# WHAT YOU ARE ASKED TO DO
Reproduce all of the data exactly, with no line skipped.

# INPUT MATERIAL
⁂
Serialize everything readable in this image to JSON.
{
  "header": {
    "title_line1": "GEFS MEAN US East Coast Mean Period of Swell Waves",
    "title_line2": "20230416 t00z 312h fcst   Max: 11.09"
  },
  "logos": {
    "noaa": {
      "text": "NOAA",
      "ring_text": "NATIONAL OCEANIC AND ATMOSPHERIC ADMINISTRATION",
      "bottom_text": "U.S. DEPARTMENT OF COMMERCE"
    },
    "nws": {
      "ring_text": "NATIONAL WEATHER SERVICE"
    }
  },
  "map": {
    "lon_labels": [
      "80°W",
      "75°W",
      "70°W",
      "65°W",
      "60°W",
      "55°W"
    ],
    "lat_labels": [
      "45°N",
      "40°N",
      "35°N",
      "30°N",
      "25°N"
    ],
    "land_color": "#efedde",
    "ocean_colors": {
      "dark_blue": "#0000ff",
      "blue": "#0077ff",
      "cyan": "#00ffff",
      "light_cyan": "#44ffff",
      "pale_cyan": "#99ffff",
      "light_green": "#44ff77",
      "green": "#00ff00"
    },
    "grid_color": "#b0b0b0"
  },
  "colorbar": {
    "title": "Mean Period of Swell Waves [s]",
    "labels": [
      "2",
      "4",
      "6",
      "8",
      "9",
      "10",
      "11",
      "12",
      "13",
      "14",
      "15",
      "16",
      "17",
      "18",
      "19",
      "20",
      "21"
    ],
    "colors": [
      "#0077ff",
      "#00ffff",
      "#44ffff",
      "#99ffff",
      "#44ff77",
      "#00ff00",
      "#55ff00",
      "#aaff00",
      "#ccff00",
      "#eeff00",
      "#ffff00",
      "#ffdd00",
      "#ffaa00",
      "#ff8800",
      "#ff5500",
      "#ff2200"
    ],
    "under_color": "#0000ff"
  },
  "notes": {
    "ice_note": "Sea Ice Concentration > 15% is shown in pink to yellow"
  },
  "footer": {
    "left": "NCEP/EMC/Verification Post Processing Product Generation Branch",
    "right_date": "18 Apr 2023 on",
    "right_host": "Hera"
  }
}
⁂
# THE COMPLETED TASK
Serialize everything readable in this image to JSON.
{
  "header": {
    "title_line1": "GEFS MEAN US East Coast Mean Period of Swell Waves",
    "title_line2": "20230416 t00z 312h fcst   Max: 11.09"
  },
  "logos": {
    "noaa": {
      "text": "NOAA",
      "ring_text": "NATIONAL OCEANIC AND ATMOSPHERIC ADMINISTRATION",
      "bottom_text": "U.S. DEPARTMENT OF COMMERCE"
    },
    "nws": {
      "ring_text": "NATIONAL WEATHER SERVICE"
    }
  },
  "map": {
    "lon_labels": [
      "80°W",
      "75°W",
      "70°W",
      "65°W",
      "60°W",
      "55°W"
    ],
    "lat_labels": [
      "45°N",
      "40°N",
      "35°N",
      "30°N",
      "25°N"
    ],
    "land_color": "#efedde",
    "ocean_colors": {
      "dark_blue": "#0000ff",
      "blue": "#0077ff",
      "cyan": "#00ffff",
      "light_cyan": "#44ffff",
      "pale_cyan": "#99ffff",
      "light_green": "#44ff77",
      "green": "#00ff00"
    },
    "grid_color": "#b0b0b0"
  },
  "colorbar": {
    "title": "Mean Period of Swell Waves [s]",
    "labels": [
      "2",
      "4",
      "6",
      "8",
      "9",
      "10",
      "11",
      "12",
      "13",
      "14",
      "15",
      "16",
      "17",
      "18",
      "19",
      "20",
      "21"
    ],
    "colors": [
      "#0077ff",
      "#00ffff",
      "#44ffff",
      "#99ffff",
      "#44ff77",
      "#00ff00",
      "#55ff00",
      "#aaff00",
      "#ccff00",
      "#eeff00",
      "#ffff00",
      "#ffdd00",
      "#ffaa00",
      "#ff8800",
      "#ff5500",
      "#ff2200"
    ],
    "under_color": "#0000ff"
  },
  "notes": {
    "ice_note": "Sea Ice Concentration > 15% is shown in pink to yellow"
  },
  "footer": {
    "left": "NCEP/EMC/Verification Post Processing Product Generation Branch",
    "right_date": "18 Apr 2023 on",
    "right_host": "Hera"
  }
}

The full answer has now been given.